[Start of Exercise data]

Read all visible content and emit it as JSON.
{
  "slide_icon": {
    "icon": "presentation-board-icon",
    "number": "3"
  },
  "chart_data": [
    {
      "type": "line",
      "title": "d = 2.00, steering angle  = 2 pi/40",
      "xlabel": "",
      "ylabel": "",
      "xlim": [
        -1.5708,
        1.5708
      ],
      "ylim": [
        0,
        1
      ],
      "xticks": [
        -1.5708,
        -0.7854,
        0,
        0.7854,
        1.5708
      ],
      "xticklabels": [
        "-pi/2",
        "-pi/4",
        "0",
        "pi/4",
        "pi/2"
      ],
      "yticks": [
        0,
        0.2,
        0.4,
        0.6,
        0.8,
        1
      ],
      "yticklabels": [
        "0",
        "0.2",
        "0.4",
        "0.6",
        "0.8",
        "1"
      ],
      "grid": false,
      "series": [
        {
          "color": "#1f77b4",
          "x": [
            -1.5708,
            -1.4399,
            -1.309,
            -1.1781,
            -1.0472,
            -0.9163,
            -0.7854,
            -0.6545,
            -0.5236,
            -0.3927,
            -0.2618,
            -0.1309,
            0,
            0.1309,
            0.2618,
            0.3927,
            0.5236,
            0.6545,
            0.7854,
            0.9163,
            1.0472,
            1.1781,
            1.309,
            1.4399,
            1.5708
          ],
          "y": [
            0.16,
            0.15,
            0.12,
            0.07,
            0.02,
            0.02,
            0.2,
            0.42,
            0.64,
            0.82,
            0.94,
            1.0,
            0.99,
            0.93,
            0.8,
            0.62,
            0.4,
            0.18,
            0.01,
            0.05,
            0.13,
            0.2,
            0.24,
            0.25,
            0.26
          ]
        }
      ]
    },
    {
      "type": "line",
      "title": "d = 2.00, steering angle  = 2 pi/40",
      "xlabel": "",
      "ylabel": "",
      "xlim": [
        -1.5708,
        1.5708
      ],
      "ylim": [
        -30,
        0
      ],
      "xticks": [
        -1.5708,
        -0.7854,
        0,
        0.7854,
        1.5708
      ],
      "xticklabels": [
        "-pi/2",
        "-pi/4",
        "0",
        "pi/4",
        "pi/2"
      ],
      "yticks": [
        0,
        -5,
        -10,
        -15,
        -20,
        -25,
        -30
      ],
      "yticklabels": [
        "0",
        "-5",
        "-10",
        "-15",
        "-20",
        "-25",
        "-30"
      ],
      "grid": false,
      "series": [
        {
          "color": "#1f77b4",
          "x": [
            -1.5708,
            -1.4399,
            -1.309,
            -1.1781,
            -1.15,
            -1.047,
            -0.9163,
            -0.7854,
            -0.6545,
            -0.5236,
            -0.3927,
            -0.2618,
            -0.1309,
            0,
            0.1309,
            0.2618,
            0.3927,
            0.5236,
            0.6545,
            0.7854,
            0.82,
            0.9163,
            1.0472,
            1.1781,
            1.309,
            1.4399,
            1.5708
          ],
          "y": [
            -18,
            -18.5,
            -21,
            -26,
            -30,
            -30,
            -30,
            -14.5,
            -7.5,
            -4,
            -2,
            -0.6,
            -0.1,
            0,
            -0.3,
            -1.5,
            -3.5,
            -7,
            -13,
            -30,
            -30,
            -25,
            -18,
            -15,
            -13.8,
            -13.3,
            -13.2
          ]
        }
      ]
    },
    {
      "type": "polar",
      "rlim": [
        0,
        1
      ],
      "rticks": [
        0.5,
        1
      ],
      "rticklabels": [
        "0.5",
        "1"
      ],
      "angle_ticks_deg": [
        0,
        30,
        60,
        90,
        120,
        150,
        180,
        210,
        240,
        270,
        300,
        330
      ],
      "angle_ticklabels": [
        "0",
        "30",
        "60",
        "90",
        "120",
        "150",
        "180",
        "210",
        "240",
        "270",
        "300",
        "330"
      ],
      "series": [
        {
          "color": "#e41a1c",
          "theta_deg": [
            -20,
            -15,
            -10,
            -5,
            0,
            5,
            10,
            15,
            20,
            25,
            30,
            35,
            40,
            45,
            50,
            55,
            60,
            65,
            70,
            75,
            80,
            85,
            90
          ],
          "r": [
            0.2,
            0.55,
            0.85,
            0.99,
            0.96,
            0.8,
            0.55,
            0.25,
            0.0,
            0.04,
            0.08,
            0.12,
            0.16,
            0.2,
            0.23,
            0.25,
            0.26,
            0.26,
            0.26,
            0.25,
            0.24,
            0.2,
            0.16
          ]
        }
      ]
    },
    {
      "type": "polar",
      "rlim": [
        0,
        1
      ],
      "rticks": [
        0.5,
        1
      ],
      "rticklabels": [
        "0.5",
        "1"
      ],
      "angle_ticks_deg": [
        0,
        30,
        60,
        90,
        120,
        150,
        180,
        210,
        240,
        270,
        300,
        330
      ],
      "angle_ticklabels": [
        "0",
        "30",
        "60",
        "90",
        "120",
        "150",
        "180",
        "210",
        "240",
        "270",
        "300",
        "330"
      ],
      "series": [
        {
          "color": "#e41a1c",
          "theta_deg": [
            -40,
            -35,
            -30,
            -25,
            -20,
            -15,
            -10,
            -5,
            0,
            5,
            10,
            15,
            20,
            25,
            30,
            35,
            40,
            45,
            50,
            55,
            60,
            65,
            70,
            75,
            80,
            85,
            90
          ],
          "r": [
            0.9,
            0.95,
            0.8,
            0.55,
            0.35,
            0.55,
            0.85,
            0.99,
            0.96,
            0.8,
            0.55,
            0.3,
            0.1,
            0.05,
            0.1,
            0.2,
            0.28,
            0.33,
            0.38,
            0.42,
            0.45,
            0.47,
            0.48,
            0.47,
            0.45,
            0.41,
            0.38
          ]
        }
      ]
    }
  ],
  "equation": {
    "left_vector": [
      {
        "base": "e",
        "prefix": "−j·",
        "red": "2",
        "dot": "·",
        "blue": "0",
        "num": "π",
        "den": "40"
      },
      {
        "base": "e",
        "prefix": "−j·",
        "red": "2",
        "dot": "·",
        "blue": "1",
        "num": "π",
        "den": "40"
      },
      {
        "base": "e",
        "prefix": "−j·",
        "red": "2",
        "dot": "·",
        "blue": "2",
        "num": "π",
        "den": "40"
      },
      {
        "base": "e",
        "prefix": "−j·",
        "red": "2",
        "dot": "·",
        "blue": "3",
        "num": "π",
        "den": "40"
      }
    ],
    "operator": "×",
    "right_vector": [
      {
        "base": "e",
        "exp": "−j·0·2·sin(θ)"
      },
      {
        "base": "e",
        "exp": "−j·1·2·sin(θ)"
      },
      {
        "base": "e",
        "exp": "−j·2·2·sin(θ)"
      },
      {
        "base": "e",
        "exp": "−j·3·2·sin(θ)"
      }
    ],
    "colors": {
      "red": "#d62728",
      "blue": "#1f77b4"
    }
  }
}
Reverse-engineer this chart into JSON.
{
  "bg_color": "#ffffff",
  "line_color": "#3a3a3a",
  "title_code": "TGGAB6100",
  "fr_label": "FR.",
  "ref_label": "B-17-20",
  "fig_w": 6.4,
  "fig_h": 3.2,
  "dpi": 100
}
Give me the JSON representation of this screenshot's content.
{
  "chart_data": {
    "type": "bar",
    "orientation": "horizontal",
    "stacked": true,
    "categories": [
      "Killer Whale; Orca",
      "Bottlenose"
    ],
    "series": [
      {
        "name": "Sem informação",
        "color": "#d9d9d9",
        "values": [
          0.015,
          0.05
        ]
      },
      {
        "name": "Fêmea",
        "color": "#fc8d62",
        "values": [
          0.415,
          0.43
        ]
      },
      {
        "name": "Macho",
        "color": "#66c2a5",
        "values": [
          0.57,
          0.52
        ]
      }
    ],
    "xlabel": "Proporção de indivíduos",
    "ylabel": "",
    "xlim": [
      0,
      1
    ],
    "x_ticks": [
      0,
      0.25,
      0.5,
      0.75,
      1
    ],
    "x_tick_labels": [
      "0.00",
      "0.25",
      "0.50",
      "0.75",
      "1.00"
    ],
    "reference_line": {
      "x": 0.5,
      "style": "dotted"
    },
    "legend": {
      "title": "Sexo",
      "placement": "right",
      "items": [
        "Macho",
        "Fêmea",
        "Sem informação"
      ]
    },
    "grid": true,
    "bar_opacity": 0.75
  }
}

[End of Exercise data]

What this task involves:
Within the entries above, how many lines contain "content"? Respond with the number only.

Problem solution:
2